**Sunulan alıntı:**
++++++++

Her sektörde teknolojinin getirdiği bir dönüşüm yaşanıyor. Bu aynı zamanda bir fırsat değil mi?
Evet ama elde bir şube ağı var. Orada da bir tehdit yaratıyor. Ama tüm sektörlerde teknoloji ile yüzleşme durumu var. Bankacılık hem verimlilik hem de güvenlik anlamında zorlu bir dönüşümle karşı karşıya. Siber saldırılar en çok finans sektörünü hedef alıyor. 2018'de tüm sektörler açısından siber güvenlik ön planda olacak.
"Avrupa'nın başarısı şaşırttı"
"Avrupa ekonomisindeki büyüme şaşırttı. Yüzde 3 büyümelerden bahsediliyor. Biz ABD'yi daha iyi görüyorduk. Ama son bir yılda Avrupa önemli bir toparlanma yaşadı. Bunun birkaç sebebi olduğunu düşünüyorum. Bunun ilk nedeni finansal krizin atlatılmış olması. Sanki tünelin ucu göründü Avrupa'da. Bankacılık sektöründe önemli bir muhasebe standardına geçildi. Biz bu standardın etkisini KPMG olarak ölçüyoruz. Türkiye'deki etkisi neredeyse 0, karşılık seviyesi aynı devam ediyor. Avrupa'ya bakıyoruz yüzde 30 gibi yükseltiliyor karşılık oranları. Avrupa 2008 sonrası hasarı artık bu yıl ve önümüzdeki yıl kapatmış olacak."
Otomotivde müthiş bir dönüşüm yaşanıyor. Paylaşım ekonomisinin tüm dengeleri değiştirdiğinden bahsediliyor. Orada nasıl bir trend izliyorsunuz?

++++++++

**Veri bölümü:**

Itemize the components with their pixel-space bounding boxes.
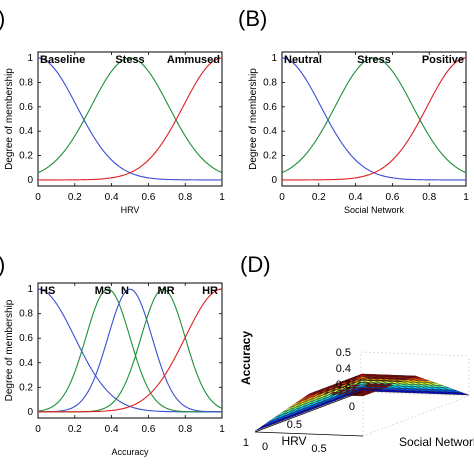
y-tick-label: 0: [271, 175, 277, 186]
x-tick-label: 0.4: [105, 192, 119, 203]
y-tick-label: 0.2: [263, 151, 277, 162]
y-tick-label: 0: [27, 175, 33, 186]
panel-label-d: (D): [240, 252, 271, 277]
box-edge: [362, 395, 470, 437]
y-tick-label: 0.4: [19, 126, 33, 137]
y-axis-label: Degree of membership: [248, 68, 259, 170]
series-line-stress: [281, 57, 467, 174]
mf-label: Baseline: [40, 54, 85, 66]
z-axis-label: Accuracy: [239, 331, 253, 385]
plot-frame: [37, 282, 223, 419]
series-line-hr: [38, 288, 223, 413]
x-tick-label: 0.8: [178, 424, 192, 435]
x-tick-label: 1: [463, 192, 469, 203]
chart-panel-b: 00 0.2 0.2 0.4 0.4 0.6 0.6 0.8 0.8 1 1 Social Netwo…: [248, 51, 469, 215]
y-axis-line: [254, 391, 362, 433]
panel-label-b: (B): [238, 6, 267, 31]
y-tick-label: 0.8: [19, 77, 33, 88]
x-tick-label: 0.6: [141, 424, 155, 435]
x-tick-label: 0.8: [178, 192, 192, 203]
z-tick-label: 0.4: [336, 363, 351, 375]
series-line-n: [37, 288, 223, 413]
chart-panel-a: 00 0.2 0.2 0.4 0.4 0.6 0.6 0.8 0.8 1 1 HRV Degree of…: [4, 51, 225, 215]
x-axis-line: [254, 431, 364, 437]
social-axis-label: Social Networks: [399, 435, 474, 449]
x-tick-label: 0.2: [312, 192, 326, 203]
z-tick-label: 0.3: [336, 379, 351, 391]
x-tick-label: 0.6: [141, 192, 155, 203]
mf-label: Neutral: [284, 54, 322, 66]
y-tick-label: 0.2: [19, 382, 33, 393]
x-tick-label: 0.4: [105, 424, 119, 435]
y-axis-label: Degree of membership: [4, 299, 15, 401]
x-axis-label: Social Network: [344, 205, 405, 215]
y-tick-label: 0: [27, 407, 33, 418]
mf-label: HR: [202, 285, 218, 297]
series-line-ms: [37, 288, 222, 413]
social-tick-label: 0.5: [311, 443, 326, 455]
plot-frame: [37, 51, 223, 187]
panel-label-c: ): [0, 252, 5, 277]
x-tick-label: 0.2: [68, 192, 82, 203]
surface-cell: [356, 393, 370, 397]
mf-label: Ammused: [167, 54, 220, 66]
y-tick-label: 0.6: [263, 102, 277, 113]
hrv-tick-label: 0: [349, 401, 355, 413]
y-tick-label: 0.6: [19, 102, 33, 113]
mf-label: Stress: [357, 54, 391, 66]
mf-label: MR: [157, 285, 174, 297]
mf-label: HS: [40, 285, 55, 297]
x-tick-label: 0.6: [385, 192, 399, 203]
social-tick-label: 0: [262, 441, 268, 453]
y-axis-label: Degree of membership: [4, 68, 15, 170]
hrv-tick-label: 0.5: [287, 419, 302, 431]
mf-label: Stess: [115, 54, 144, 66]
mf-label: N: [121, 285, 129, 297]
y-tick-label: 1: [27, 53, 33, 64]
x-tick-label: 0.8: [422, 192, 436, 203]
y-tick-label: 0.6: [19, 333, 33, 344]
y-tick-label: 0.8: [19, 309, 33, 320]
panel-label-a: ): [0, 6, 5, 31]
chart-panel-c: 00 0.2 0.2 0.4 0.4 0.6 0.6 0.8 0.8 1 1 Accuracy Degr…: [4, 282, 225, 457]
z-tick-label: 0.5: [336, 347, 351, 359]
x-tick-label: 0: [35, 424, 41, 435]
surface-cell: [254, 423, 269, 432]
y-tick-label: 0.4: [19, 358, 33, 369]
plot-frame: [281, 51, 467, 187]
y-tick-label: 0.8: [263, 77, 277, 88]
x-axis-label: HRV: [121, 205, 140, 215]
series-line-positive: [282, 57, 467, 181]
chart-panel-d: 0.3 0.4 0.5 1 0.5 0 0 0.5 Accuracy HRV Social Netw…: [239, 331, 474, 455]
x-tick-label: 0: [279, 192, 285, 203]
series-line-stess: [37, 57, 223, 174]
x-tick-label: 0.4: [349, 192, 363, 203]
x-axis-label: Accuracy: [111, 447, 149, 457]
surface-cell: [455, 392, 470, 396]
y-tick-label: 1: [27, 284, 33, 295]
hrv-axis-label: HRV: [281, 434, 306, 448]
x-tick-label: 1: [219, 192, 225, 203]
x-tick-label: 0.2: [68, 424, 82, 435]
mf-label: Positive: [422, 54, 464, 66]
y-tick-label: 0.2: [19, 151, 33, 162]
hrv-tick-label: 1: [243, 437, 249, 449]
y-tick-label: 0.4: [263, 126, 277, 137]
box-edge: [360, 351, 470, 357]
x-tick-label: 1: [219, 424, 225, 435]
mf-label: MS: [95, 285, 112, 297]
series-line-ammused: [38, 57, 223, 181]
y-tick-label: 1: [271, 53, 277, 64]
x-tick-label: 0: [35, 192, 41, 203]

++++++++

**Verilen görev 1:** Sunulan alıntıya göre siber saldırılar en çok hangi sektörü hedef alıyor?
**Verilen görev 2:** Sunulan alıntıda "Evet ama elde" ifadesiyle başlayıp "ön planda olacak." ifadesiyle biten bölümü olduğu gibi tekrarlayın.
**Verilen görev 3:** Bankacılık, Avrupa ekonomisi ve otomotiv üzerine yapılan söyleşiyi kaldığı yerden sürdürün.

**Beklenen çıktı 1:** Finans sektörünü.

**Beklenen çıktı 2:**
Evet ama elde bir şube ağı var. Orada da bir tehdit yaratıyor. Ama tüm sektörlerde teknoloji ile yüzleşme durumu var. Bankacılık hem verimlilik hem de güvenlik anlamında zorlu bir dönüşümle karşı karşıya. Siber saldırılar en çok finans sektörünü hedef alıyor. 2018'de tüm sektörler açısından siber güvenlik ön planda olacak.

**Beklenen çıktı 3:**
Türkiye'nin çok güçlü bir otomotiv sektörü var. İyi bir yıl geçirdik, 2018'e de olumlu girdi. Ancak yapısal sorunlar var. Sektör belirli bir yere geldi, çok iyi bir üretici ancak Ar-Ge sınırlı. Türk otomotiv sektörü üretimle gelebileceği sınırlara dayandı bence. Artık Ar-Ge ile ilerlemesi gerekiyor. Aslında ekonomimizin tamamı için bunu söyleyebiliriz. Perakende keza öyle. Şirketlerimizin elinde çok büyük bir data var. O datayı ne kadar kullanılabilir bilgiye dönüştürüyorlar? Dünyanın gittiği yer orası ve bizim şirketlerimizin de buna çalışıyor olması gerekiyor. Orada büyük bir hazine var. Data analitiği dediğimiz konu, yanında kişisel verilerin korunması konusunu da getiriyor. Türkiye o alanda önemli bir sıçrama yaptı. O noktada regülasyon anlamında attığımız her adım bizi bir üst basamağa çıkarıyor.
Regülasyonlar derken, yabancı yatırımcının Türkiye'de izlediği, ivedilikle beklediği hangi düzenlemeler var?
Türkiye'nin regülasyon kalitesi 2002'den sonra ciddi bir düzelme yaşadı. Yoğun bir regülasyon dönemi yaşadık, 2010- 2011'e kadar. Daha sonra dikkat jeopolitik gelişmelerle başka tarafa kaydı. Türkiye, regülasyon kalitesini artırdığı her dönemde zenginliğini de üretimini de ihracatını da artırdı. Şimdi Türkiye'nin tekrar o banda dönmesi gerekiyor. Örneğin KDV ile ilgili bir düzenlemeye ihtiyaç var; ihracatçı KDV'yi geri almakta zorlanıyor. Gıda arzını regüle edecek bir düzenleme, enflasyonu da dizginleyebilir. Teşviklerle ilgili düzenlemelere ihtiyaç var.
"Kredi almaktansa ortak almak çok daha ufuk açıcı olabilir"
"Yabancı yatırımcının bir şirkete girmesinin çok sayıda avantajı var. Sadece fonlama açısından değil; teknoloji, know how, ilave pazarlar. Hakikaten şirketlerimize ufuk açabilirler, açıyorlar da. Şirketlerimizin ajandasında yabancı yatırım almak yoksa, bunu almalarını öneririm. Kredi kullanmaktansa bir ortak almak iş açısından çok daha katkı yapacak bir şey olabilir. Burada şirketlerimizin şeffaf olması gerekiyor. Kurumsal yapılarını güçlendirmeleri, iç kontrol sistemlerini hazırlamaları lazım."
Siz KPMG olarak nasıl bir 2017 geçirdiniz ve bu yıla dair beklentiniz ne?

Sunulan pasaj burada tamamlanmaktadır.